| Extracted material |
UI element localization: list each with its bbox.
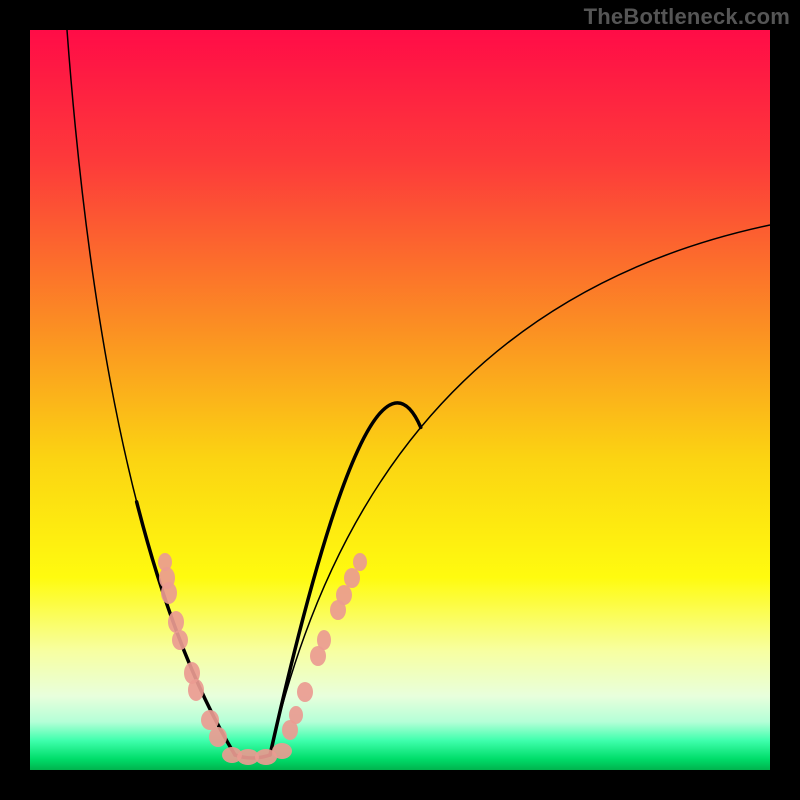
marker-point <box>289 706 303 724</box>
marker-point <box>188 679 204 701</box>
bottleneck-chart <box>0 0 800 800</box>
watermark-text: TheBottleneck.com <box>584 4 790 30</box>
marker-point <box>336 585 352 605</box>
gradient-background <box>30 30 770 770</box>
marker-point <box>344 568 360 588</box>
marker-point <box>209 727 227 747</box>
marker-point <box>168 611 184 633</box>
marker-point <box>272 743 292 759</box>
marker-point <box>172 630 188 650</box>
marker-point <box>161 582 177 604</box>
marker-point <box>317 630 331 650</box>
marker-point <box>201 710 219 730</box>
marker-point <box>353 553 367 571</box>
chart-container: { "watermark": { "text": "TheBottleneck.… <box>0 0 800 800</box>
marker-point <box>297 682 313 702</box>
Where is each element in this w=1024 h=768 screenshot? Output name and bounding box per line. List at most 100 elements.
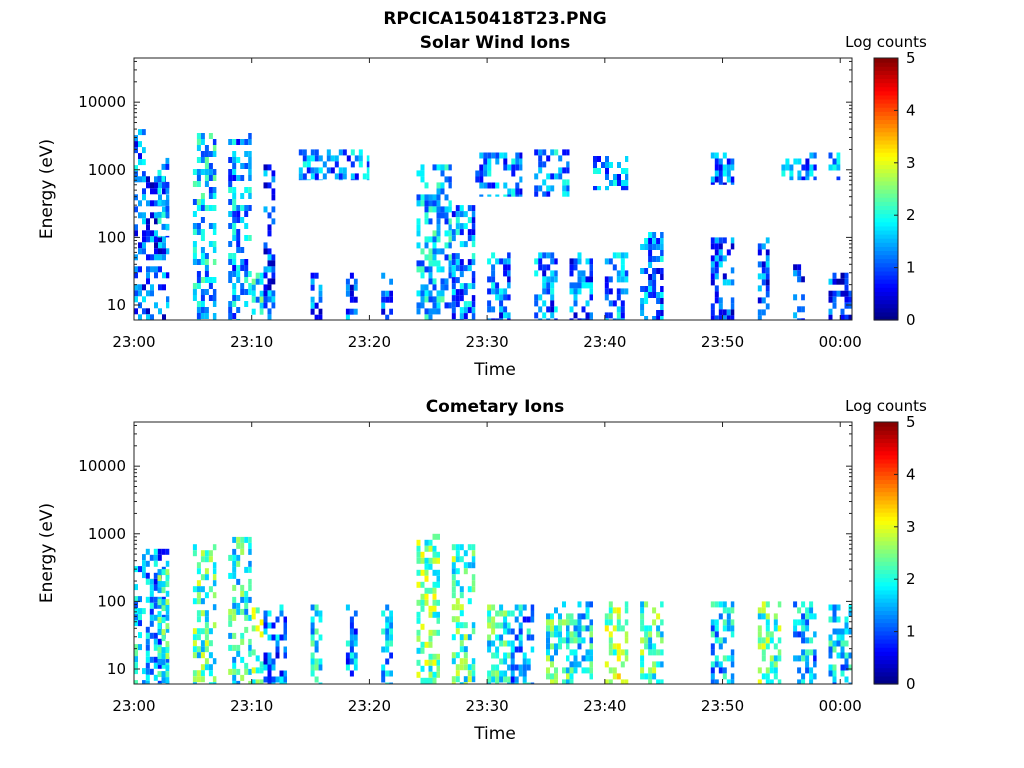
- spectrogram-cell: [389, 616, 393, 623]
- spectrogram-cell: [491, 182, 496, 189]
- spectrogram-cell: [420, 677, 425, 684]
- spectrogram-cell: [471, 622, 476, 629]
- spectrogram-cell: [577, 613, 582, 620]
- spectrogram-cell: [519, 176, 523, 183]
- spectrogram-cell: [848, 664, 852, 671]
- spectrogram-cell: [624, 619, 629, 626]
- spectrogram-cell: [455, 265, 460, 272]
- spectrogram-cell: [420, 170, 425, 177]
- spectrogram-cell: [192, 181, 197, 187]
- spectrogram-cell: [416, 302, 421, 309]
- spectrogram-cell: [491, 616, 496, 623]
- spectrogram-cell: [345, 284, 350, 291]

| Task instructions |
Rewrite all the entries above, replacing "screenshot" with "image" and keeping everything else the same. Leave the pictures out.

| Problem solution |
UI element localization: list each with its bbox.
marker-point <box>289 706 303 724</box>
marker-point <box>188 679 204 701</box>
bottleneck-chart <box>0 0 800 800</box>
watermark-text: TheBottleneck.com <box>584 4 790 30</box>
marker-point <box>336 585 352 605</box>
gradient-background <box>30 30 770 770</box>
marker-point <box>344 568 360 588</box>
marker-point <box>209 727 227 747</box>
marker-point <box>168 611 184 633</box>
marker-point <box>272 743 292 759</box>
marker-point <box>172 630 188 650</box>
marker-point <box>161 582 177 604</box>
marker-point <box>317 630 331 650</box>
marker-point <box>201 710 219 730</box>
marker-point <box>353 553 367 571</box>
chart-container: { "watermark": { "text": "TheBottleneck.… <box>0 0 800 800</box>
marker-point <box>297 682 313 702</box>
Where is each element in this w=1024 h=768 image? Output name and bounding box per line. List at most 100 elements.
- spectrogram-cell: [389, 616, 393, 623]
- spectrogram-cell: [491, 182, 496, 189]
- spectrogram-cell: [420, 677, 425, 684]
- spectrogram-cell: [471, 622, 476, 629]
- spectrogram-cell: [577, 613, 582, 620]
- spectrogram-cell: [519, 176, 523, 183]
- spectrogram-cell: [848, 664, 852, 671]
- spectrogram-cell: [624, 619, 629, 626]
- spectrogram-cell: [455, 265, 460, 272]
- spectrogram-cell: [420, 170, 425, 177]
- spectrogram-cell: [192, 181, 197, 187]
- spectrogram-cell: [416, 302, 421, 309]
- spectrogram-cell: [491, 616, 496, 623]
- spectrogram-cell: [345, 284, 350, 291]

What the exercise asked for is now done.